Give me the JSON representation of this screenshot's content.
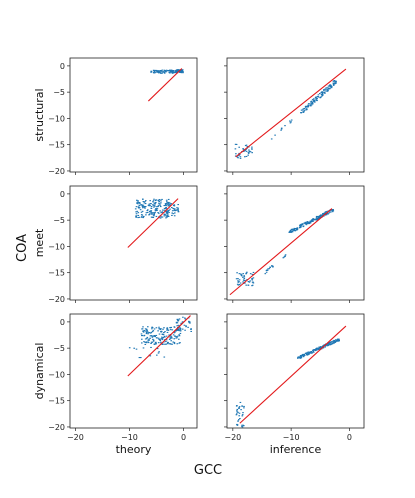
{
  "chart_data": {
    "type": "scatter",
    "figure_xlabel": "GCC",
    "figure_ylabel": "COA",
    "row_labels": [
      "structural",
      "meet",
      "dynamical"
    ],
    "col_labels": [
      "theory",
      "inference"
    ],
    "xlim": [
      -21,
      2.5
    ],
    "ylim": [
      -20.2,
      1.5
    ],
    "xticks": [
      -20,
      -10,
      0
    ],
    "yticks": [
      0,
      -5,
      -10,
      -15,
      -20
    ],
    "xtick_labels": [
      "−20",
      "−10",
      "0"
    ],
    "ytick_labels": [
      "0",
      "−5",
      "−10",
      "−15",
      "−20"
    ],
    "colors": {
      "points": "#1f77b4",
      "line": "#e31a1c"
    },
    "panels": [
      {
        "row": 0,
        "col": 0,
        "line": [
          [
            -6.5,
            -6.7
          ],
          [
            -0.3,
            -0.5
          ]
        ],
        "clusters": [
          {
            "x": [
              -6.2,
              -0.2
            ],
            "y": [
              -1.3,
              -0.7
            ],
            "n": 90
          },
          {
            "x": [
              -1.6,
              -0.2
            ],
            "y": [
              -1.2,
              -0.6
            ],
            "n": 40
          }
        ]
      },
      {
        "row": 0,
        "col": 1,
        "line": [
          [
            -19.5,
            -17.3
          ],
          [
            -0.6,
            -0.6
          ]
        ],
        "clusters": [
          {
            "x": [
              -19.8,
              -16.8
            ],
            "y": [
              -17.5,
              -14.8
            ],
            "n": 40
          },
          {
            "x": [
              -8.5,
              -2.2
            ],
            "y": [
              -8.8,
              -2.6
            ],
            "n": 120,
            "diag": true
          },
          {
            "x": [
              -13.5,
              -10
            ],
            "y": [
              -13.8,
              -10.2
            ],
            "n": 10,
            "diag": true
          }
        ]
      },
      {
        "row": 1,
        "col": 0,
        "line": [
          [
            -10.3,
            -10.2
          ],
          [
            -1.0,
            -0.9
          ]
        ],
        "clusters": [
          {
            "x": [
              -9.0,
              -2.7
            ],
            "y": [
              -4.5,
              -0.8
            ],
            "n": 180
          },
          {
            "x": [
              -3.5,
              -0.9
            ],
            "y": [
              -4.2,
              -1.5
            ],
            "n": 40
          }
        ]
      },
      {
        "row": 1,
        "col": 1,
        "line": [
          [
            -20.5,
            -19.2
          ],
          [
            -3.0,
            -2.8
          ]
        ],
        "clusters": [
          {
            "x": [
              -19.5,
              -16.5
            ],
            "y": [
              -17.5,
              -14.7
            ],
            "n": 50
          },
          {
            "x": [
              -10.5,
              -2.9
            ],
            "y": [
              -7.2,
              -2.9
            ],
            "n": 180,
            "diag": true
          },
          {
            "x": [
              -15,
              -11
            ],
            "y": [
              -15.2,
              -11.5
            ],
            "n": 18,
            "diag": true
          }
        ]
      },
      {
        "row": 2,
        "col": 0,
        "line": [
          [
            -10.3,
            -10.3
          ],
          [
            1.3,
            1.2
          ]
        ],
        "clusters": [
          {
            "x": [
              -8.0,
              -0.5
            ],
            "y": [
              -4.2,
              -0.8
            ],
            "n": 180
          },
          {
            "x": [
              -1.5,
              1.3
            ],
            "y": [
              -2.0,
              1.0
            ],
            "n": 40
          },
          {
            "x": [
              -10.2,
              -3.0
            ],
            "y": [
              -7.0,
              -3.5
            ],
            "n": 15
          }
        ]
      },
      {
        "row": 2,
        "col": 1,
        "line": [
          [
            -18.8,
            -19.3
          ],
          [
            -0.6,
            -0.8
          ]
        ],
        "clusters": [
          {
            "x": [
              -19.6,
              -18.2
            ],
            "y": [
              -20.0,
              -15.2
            ],
            "n": 35
          },
          {
            "x": [
              -9.0,
              -1.8
            ],
            "y": [
              -6.8,
              -3.2
            ],
            "n": 150,
            "diag": true
          }
        ]
      }
    ]
  }
}
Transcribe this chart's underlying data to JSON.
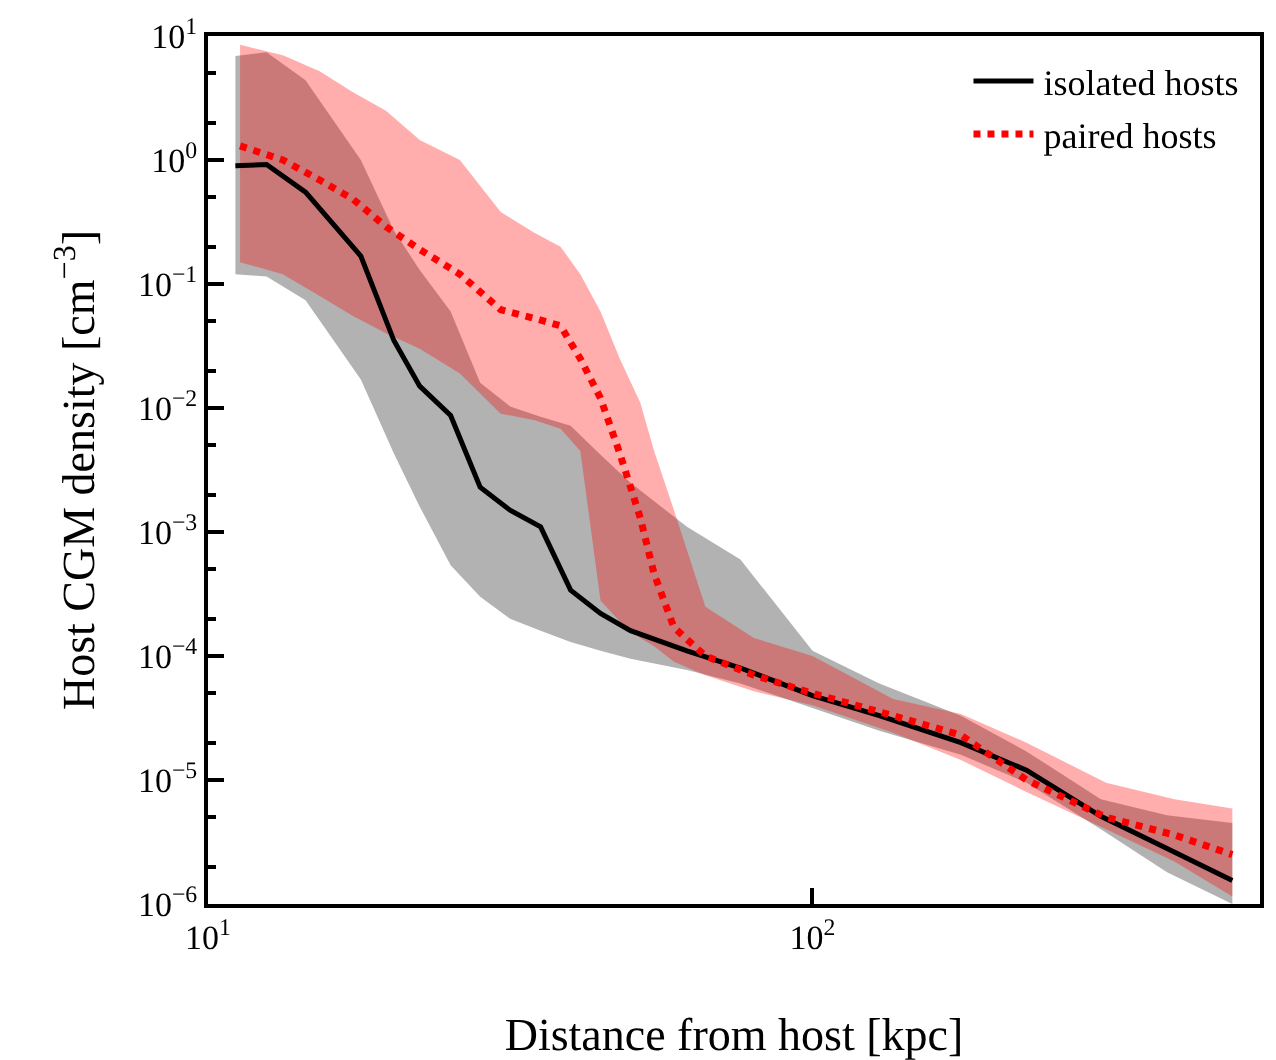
{
  "chart_data": {
    "type": "line",
    "xlabel": "Distance from host [kpc]",
    "ylabel": "Host CGM density [cm$^{−3}$]",
    "log": "xy",
    "grid": false,
    "legend": "top right",
    "xlim": [
      10,
      550
    ],
    "ylim": [
      1e-06,
      10
    ],
    "xticks": [
      {
        "value": 10,
        "label": "10$^{1}$"
      },
      {
        "value": 100,
        "label": "10$^{2}$"
      }
    ],
    "yticks": [
      {
        "value": 1e-06,
        "label": "10$^{−6}$"
      },
      {
        "value": 1e-05,
        "label": "10$^{−5}$"
      },
      {
        "value": 0.0001,
        "label": "10$^{−4}$"
      },
      {
        "value": 0.001,
        "label": "10$^{−3}$"
      },
      {
        "value": 0.01,
        "label": "10$^{−2}$"
      },
      {
        "value": 0.1,
        "label": "10$^{−1}$"
      },
      {
        "value": 1,
        "label": "10$^{0}$"
      },
      {
        "value": 10,
        "label": "10$^{1}$"
      }
    ],
    "series": [
      {
        "name": "isolated hosts",
        "color": "#000000",
        "line_style": "solid",
        "x": [
          11.1,
          12.5,
          14.5,
          17.9,
          20.3,
          22.4,
          25.2,
          28.2,
          31.6,
          35.5,
          39.8,
          44.6,
          50,
          62,
          76,
          100,
          129,
          176,
          226,
          300,
          386,
          495
        ],
        "values": [
          0.9,
          0.92,
          0.55,
          0.168,
          0.035,
          0.015,
          0.0087,
          0.0023,
          0.0015,
          0.0011,
          0.00034,
          0.00022,
          0.00016,
          0.00011,
          8e-05,
          4.8e-05,
          3.3e-05,
          2e-05,
          1.2e-05,
          5.1e-06,
          2.8e-06,
          1.55e-06
        ],
        "upper": [
          6.9,
          7.4,
          4.4,
          1.0,
          0.27,
          0.13,
          0.06,
          0.016,
          0.0103,
          0.0085,
          0.0072,
          0.0042,
          0.0025,
          0.0011,
          0.0006,
          0.00011,
          6e-05,
          3.3e-05,
          1.7e-05,
          7e-06,
          5.2e-06,
          4.5e-06
        ],
        "lower": [
          0.12,
          0.115,
          0.074,
          0.017,
          0.0043,
          0.0016,
          0.00054,
          0.0003,
          0.0002,
          0.00016,
          0.00013,
          0.00011,
          9.5e-05,
          7.7e-05,
          6e-05,
          3.8e-05,
          2.5e-05,
          1.6e-05,
          9.5e-06,
          4e-06,
          1.8e-06,
          1e-06
        ]
      },
      {
        "name": "paired hosts",
        "color": "#ff0000",
        "line_style": "dotted",
        "x": [
          11.3,
          13.3,
          15.3,
          17.4,
          19.7,
          22.4,
          26.1,
          30.5,
          34.6,
          38.3,
          41.3,
          44.6,
          48,
          51.9,
          54.7,
          59,
          66.5,
          80,
          100,
          136,
          176,
          226,
          306,
          397,
          495
        ],
        "values": [
          1.3,
          1.0,
          0.69,
          0.48,
          0.29,
          0.19,
          0.12,
          0.062,
          0.053,
          0.046,
          0.025,
          0.012,
          0.0043,
          0.0013,
          0.00046,
          0.00017,
          0.0001,
          7e-05,
          5e-05,
          3.3e-05,
          2.3e-05,
          1e-05,
          5e-06,
          3.6e-06,
          2.5e-06
        ],
        "upper": [
          8.5,
          7,
          5.2,
          3.5,
          2.5,
          1.45,
          1.0,
          0.38,
          0.26,
          0.2,
          0.12,
          0.06,
          0.025,
          0.011,
          0.0045,
          0.0015,
          0.00025,
          0.00014,
          0.0001,
          4.5e-05,
          3.4e-05,
          2e-05,
          9.5e-06,
          7e-06,
          5.9e-06
        ],
        "lower": [
          0.15,
          0.12,
          0.08,
          0.055,
          0.04,
          0.03,
          0.019,
          0.009,
          0.008,
          0.0068,
          0.0045,
          0.00028,
          0.00019,
          0.00014,
          0.00012,
          9e-05,
          7e-05,
          5.2e-05,
          4e-05,
          2.4e-05,
          1.45e-05,
          8e-06,
          4e-06,
          2.2e-06,
          1.15e-06
        ]
      }
    ]
  }
}
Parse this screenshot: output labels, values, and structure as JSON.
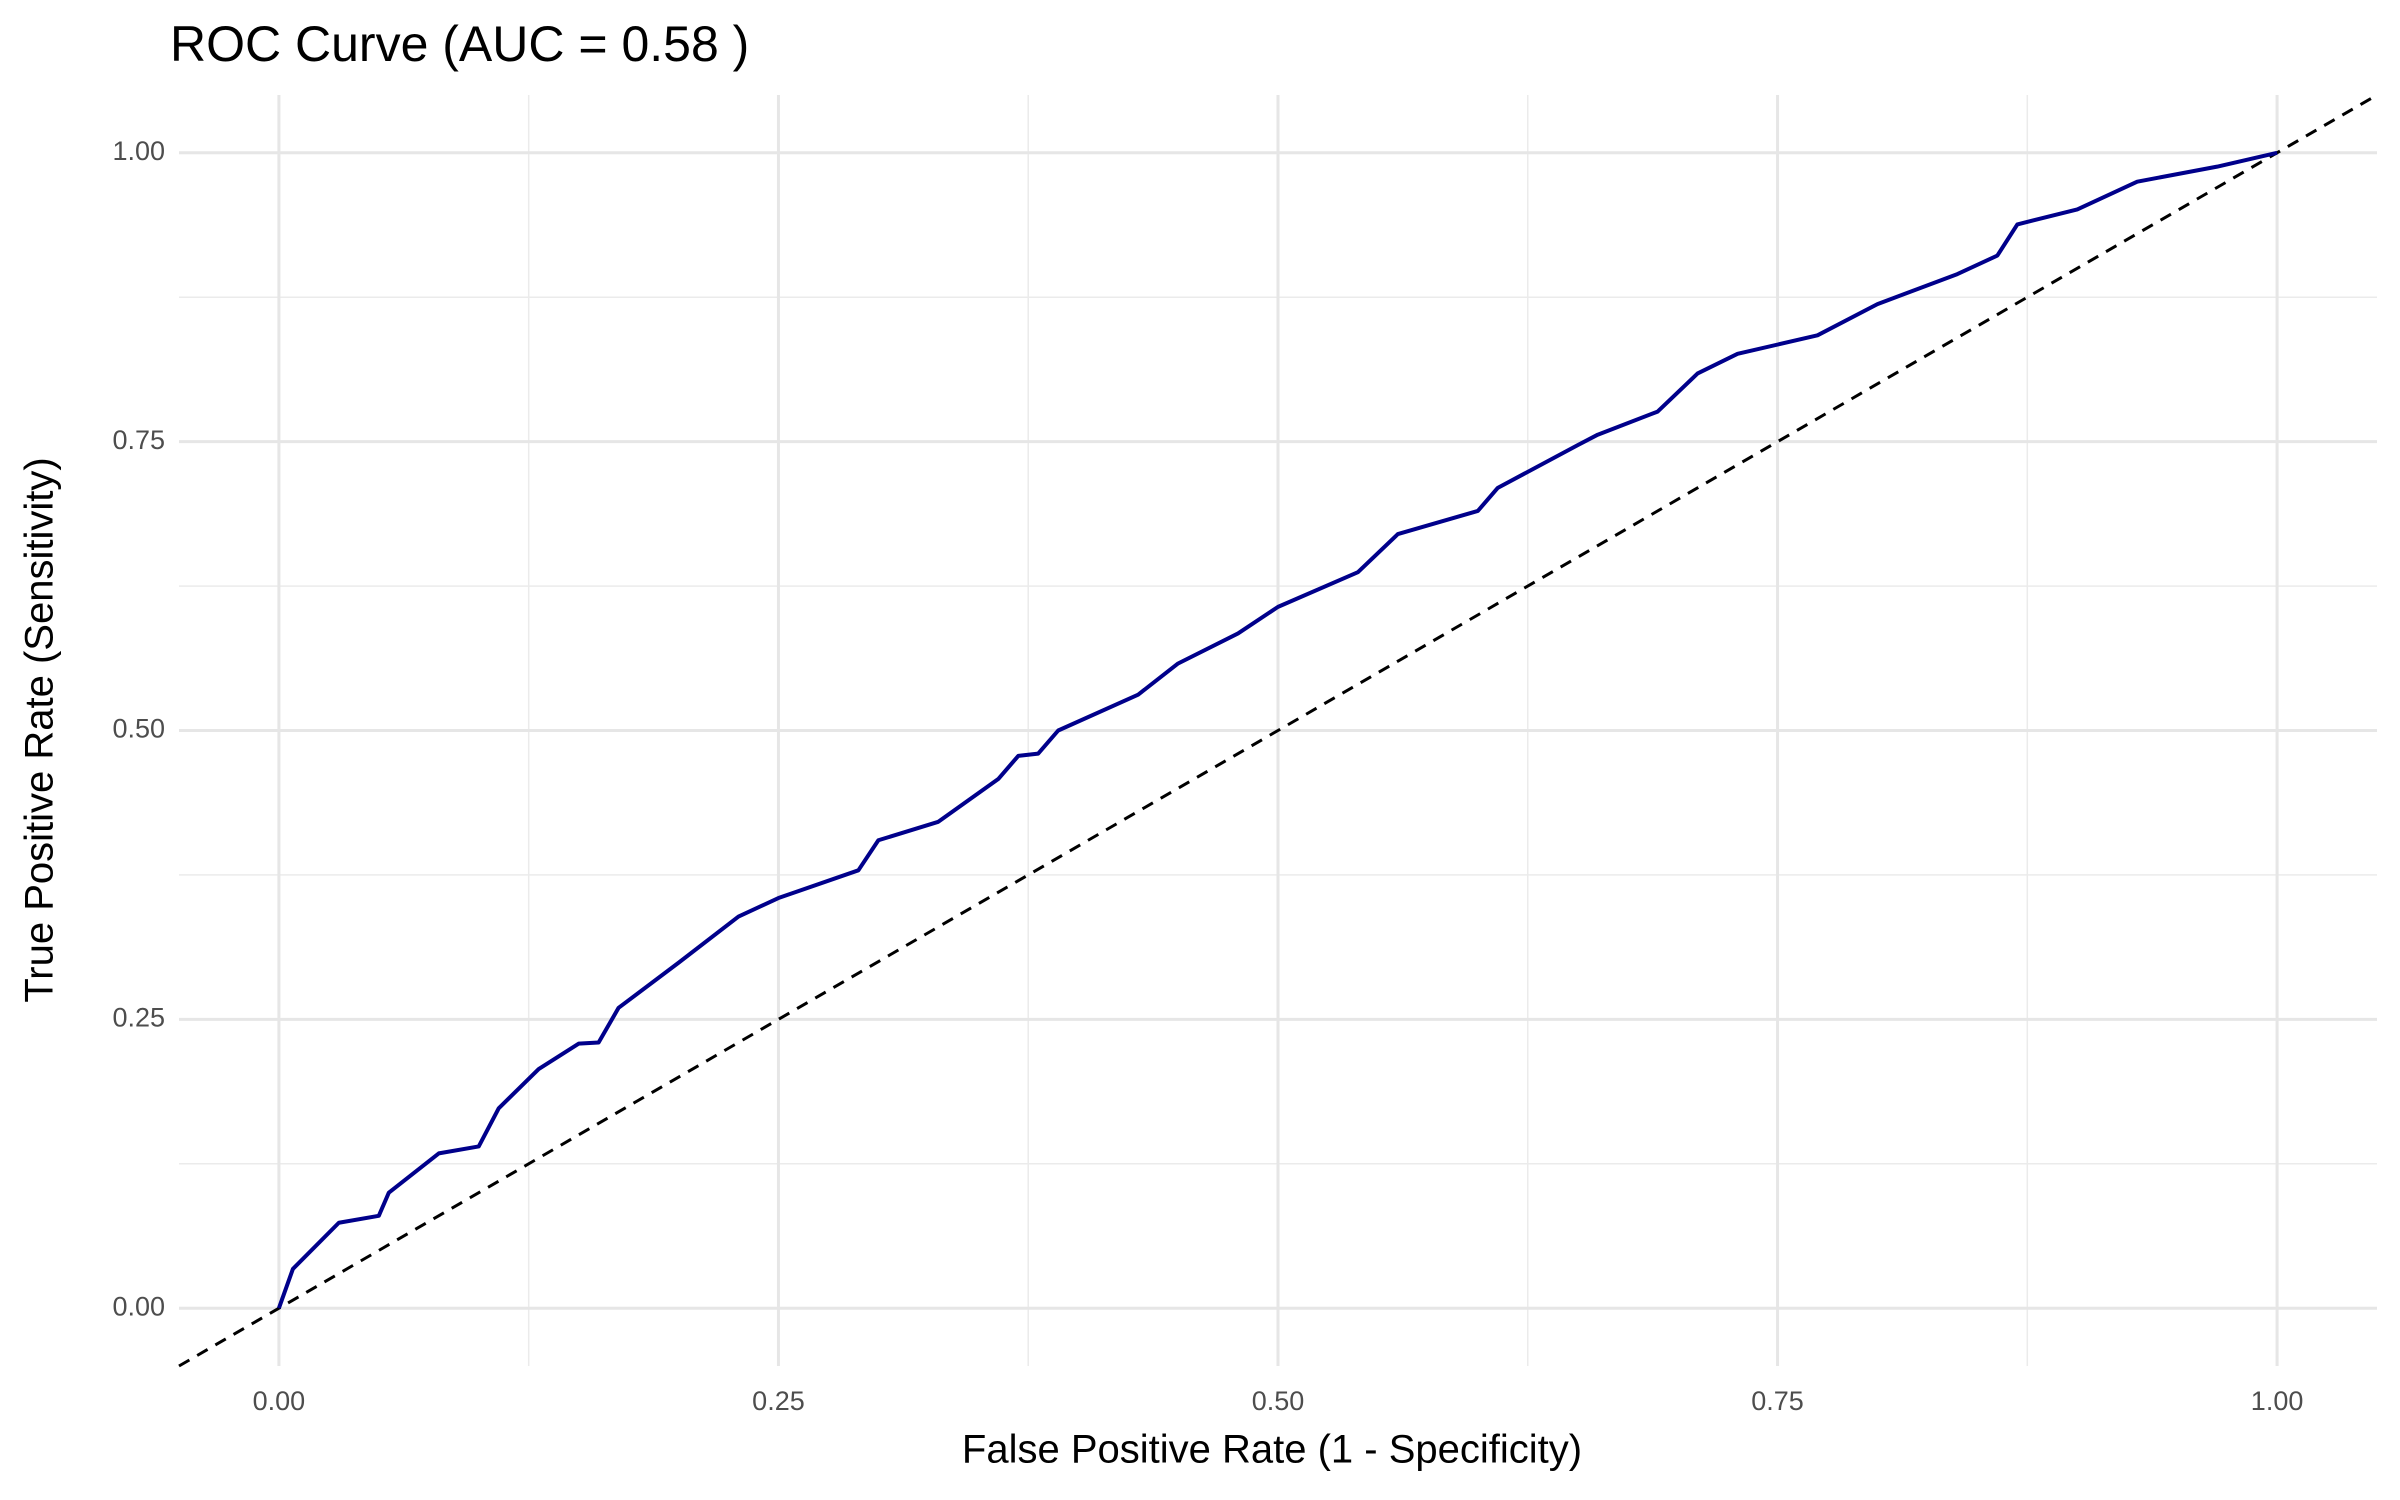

-=-=-

_PROBLEM_. Pick out the lines above containing the word "hosts", then copy them.

_RESULT FOR THIS EXERCISE_.
        "name": "isolated hosts",
        "name": "paired hosts",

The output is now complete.